[Data entries]
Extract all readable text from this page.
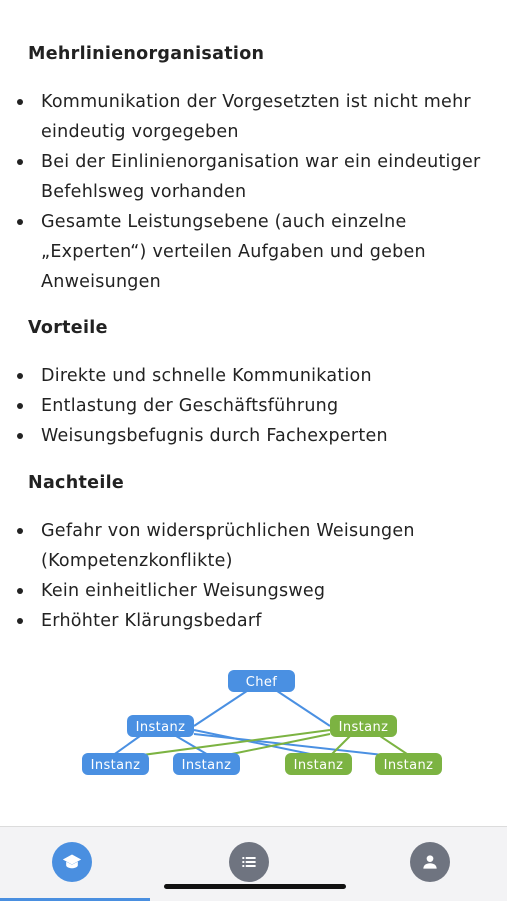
Mehrlinienorganisation
Kommunikation der Vorgesetzten ist nicht mehr eindeutig vorgegeben
Bei der Einlinienorganisation war ein eindeutiger Befehlsweg vorhanden
Gesamte Leistungsebene (auch einzelne „Experten“) verteilen Aufgaben und geben Anweisungen
Vorteile
Direkte und schnelle Kommunikation
Entlastung der Geschäftsführung
Weisungsbefugnis durch Fachexperten
Nachteile
Gefahr von widersprüchlichen Weisungen (Kompetenzkonflikte)
Kein einheitlicher Weisungsweg
Erhöhter Klärungsbedarf
Chef
Instanz	Instanz
Instanz	Instanz	Instanz	Instanz
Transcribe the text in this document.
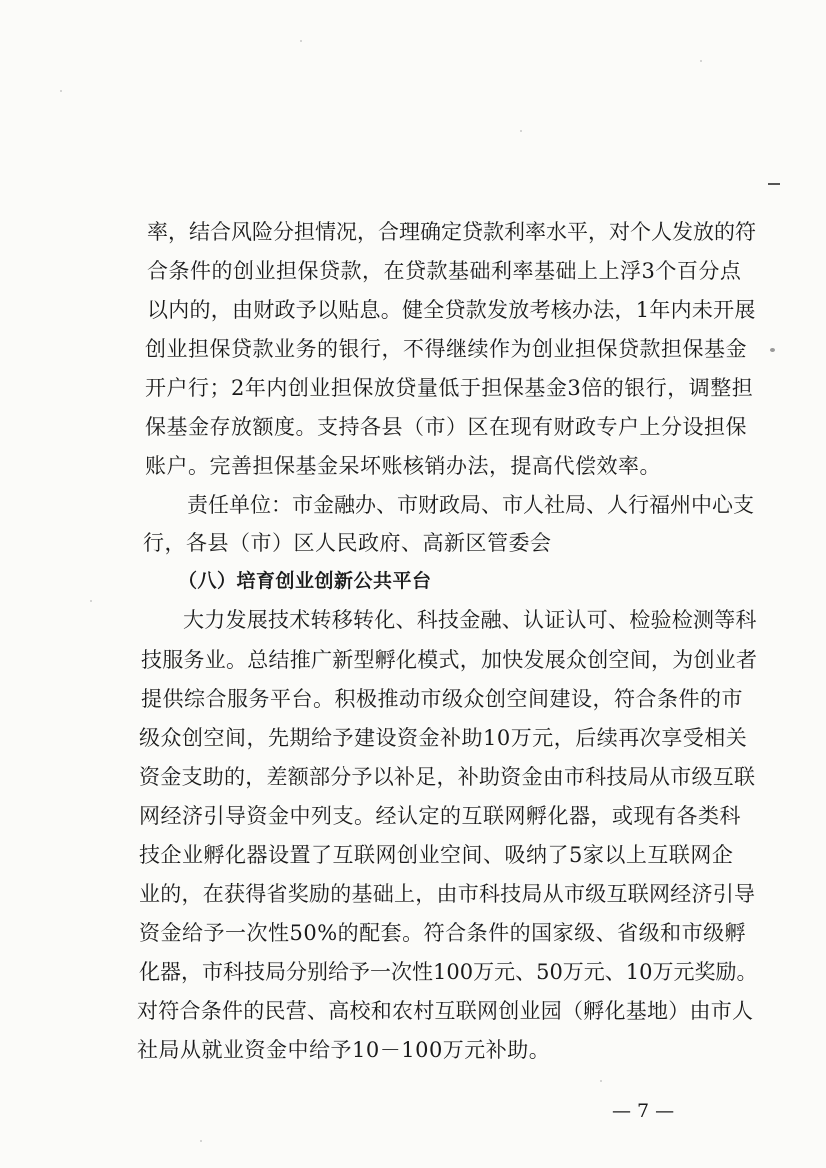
率，结合风险分担情况，合理确定贷款利率水平，对个人发放的符
合条件的创业担保贷款，在贷款基础利率基础上上浮3个百分点
以内的，由财政予以贴息。健全贷款发放考核办法，1年内未开展
创业担保贷款业务的银行，不得继续作为创业担保贷款担保基金
开户行；2年内创业担保放贷量低于担保基金3倍的银行，调整担
保基金存放额度。支持各县（市）区在现有财政专户上分设担保
账户。完善担保基金呆坏账核销办法，提高代偿效率。
责任单位：市金融办、市财政局、市人社局、人行福州中心支
行，各县（市）区人民政府、高新区管委会
（八）培育创业创新公共平台
大力发展技术转移转化、科技金融、认证认可、检验检测等科
技服务业。总结推广新型孵化模式，加快发展众创空间，为创业者
提供综合服务平台。积极推动市级众创空间建设，符合条件的市
级众创空间，先期给予建设资金补助10万元，后续再次享受相关
资金支助的，差额部分予以补足，补助资金由市科技局从市级互联
网经济引导资金中列支。经认定的互联网孵化器，或现有各类科
技企业孵化器设置了互联网创业空间、吸纳了5家以上互联网企
业的，在获得省奖励的基础上，由市科技局从市级互联网经济引导
资金给予一次性50%的配套。符合条件的国家级、省级和市级孵
化器，市科技局分别给予一次性100万元、50万元、10万元奖励。
对符合条件的民营、高校和农村互联网创业园（孵化基地）由市人
社局从就业资金中给予10－100万元补助。
— 7 —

◆ **WRITTEN INSTRUCTION**
Gather, from the listing above, every line carrying the word "Kommunikation".

◆ **ANSWER FOR THE TASK**
Kommunikation der Vorgesetzten ist nicht mehr eindeutig vorgegeben
Direkte und schnelle Kommunikation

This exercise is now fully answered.